WRITTEN TASK ->
Sort through the data and copy the lines holding the word "held".

======== LISTED RECORDS

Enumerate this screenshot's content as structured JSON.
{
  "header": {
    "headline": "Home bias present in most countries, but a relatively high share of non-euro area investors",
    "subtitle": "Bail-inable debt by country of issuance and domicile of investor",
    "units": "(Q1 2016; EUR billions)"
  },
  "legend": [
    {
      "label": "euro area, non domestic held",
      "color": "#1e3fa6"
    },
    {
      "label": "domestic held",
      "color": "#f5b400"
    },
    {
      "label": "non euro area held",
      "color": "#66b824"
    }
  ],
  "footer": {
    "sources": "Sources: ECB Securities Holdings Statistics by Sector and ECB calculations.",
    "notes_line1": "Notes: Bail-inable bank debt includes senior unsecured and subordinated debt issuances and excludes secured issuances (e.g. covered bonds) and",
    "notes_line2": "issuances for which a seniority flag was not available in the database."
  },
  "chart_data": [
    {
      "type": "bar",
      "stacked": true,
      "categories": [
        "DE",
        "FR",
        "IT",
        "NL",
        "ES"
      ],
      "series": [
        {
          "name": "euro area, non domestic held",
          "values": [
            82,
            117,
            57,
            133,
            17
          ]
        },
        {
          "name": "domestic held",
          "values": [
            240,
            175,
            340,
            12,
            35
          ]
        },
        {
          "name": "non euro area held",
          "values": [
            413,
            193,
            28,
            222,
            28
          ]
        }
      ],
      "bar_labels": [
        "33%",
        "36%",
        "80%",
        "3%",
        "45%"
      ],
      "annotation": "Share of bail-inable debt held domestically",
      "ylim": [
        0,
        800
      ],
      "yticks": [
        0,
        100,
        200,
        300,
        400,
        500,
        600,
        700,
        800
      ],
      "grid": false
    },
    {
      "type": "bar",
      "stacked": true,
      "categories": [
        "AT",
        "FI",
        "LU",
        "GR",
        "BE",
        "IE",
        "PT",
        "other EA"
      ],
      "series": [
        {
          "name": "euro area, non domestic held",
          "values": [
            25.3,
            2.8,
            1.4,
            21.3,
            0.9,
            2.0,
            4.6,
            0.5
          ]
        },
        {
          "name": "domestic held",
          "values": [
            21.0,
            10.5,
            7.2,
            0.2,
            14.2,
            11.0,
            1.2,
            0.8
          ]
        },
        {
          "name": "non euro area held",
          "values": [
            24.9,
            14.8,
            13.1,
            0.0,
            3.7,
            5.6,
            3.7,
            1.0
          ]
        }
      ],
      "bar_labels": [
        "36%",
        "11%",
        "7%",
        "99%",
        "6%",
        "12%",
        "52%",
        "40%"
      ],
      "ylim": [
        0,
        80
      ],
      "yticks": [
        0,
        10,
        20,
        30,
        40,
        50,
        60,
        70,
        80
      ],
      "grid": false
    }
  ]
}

================
======== LISTED RECORDS

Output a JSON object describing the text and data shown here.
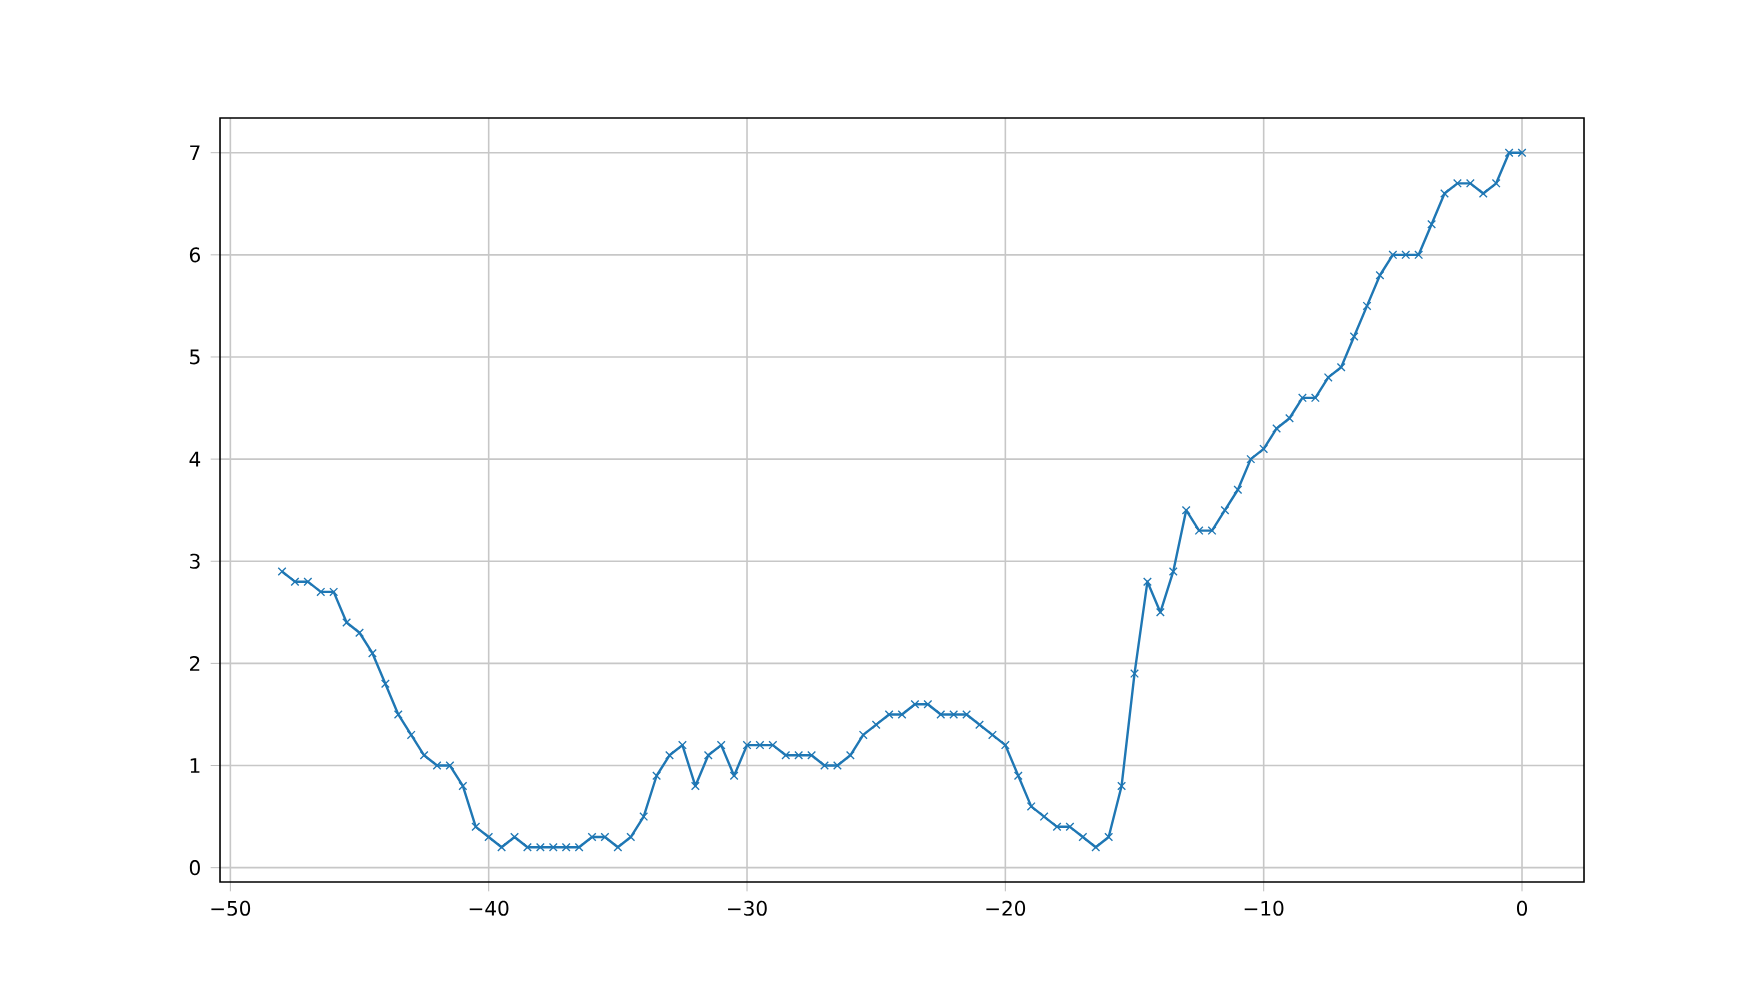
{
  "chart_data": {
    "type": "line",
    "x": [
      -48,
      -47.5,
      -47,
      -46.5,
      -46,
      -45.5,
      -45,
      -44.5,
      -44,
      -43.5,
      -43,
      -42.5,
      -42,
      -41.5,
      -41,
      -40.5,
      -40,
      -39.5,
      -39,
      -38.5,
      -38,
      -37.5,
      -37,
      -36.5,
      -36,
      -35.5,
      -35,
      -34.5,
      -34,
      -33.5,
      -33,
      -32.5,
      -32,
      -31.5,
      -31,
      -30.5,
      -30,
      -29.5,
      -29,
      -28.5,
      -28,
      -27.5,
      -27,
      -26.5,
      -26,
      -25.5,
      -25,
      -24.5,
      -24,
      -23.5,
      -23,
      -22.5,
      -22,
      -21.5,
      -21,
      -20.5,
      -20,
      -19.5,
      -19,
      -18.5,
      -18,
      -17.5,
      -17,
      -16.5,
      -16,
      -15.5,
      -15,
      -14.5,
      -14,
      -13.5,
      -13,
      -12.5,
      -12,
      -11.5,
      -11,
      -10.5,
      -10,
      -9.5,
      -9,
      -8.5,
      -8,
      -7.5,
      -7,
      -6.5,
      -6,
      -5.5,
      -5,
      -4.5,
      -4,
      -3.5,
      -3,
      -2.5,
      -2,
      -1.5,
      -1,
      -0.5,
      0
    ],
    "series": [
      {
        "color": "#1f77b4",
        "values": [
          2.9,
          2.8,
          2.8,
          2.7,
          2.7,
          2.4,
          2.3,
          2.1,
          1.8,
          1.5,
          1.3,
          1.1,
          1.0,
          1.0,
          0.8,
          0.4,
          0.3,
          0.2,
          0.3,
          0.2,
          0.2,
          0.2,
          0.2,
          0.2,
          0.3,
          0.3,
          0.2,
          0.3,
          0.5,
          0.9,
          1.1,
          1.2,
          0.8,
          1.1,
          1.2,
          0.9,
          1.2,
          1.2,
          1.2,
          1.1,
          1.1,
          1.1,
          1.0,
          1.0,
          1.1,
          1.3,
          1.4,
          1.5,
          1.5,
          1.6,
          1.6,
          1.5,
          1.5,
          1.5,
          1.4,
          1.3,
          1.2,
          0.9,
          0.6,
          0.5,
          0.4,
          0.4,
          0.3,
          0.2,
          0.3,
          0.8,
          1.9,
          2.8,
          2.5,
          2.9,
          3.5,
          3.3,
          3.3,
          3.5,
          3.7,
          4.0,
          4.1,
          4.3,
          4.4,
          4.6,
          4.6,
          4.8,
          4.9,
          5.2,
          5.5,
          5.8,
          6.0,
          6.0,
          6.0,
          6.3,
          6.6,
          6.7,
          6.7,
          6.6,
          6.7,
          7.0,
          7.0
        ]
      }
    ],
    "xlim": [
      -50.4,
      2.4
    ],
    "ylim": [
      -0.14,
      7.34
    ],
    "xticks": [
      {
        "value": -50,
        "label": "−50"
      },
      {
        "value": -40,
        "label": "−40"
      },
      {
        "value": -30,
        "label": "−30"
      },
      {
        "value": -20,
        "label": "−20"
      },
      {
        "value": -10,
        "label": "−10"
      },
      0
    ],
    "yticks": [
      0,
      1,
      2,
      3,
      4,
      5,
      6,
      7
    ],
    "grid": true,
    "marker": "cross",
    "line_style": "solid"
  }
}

================

REPLY ->
      "label": "euro area, non domestic held",
      "label": "domestic held",
      "label": "non euro area held",
          "name": "euro area, non domestic held",
          "name": "domestic held",
          "name": "non euro area held",
      "annotation": "Share of bail-inable debt held domestically",
          "name": "euro area, non domestic held",
          "name": "domestic held",
          "name": "non euro area held",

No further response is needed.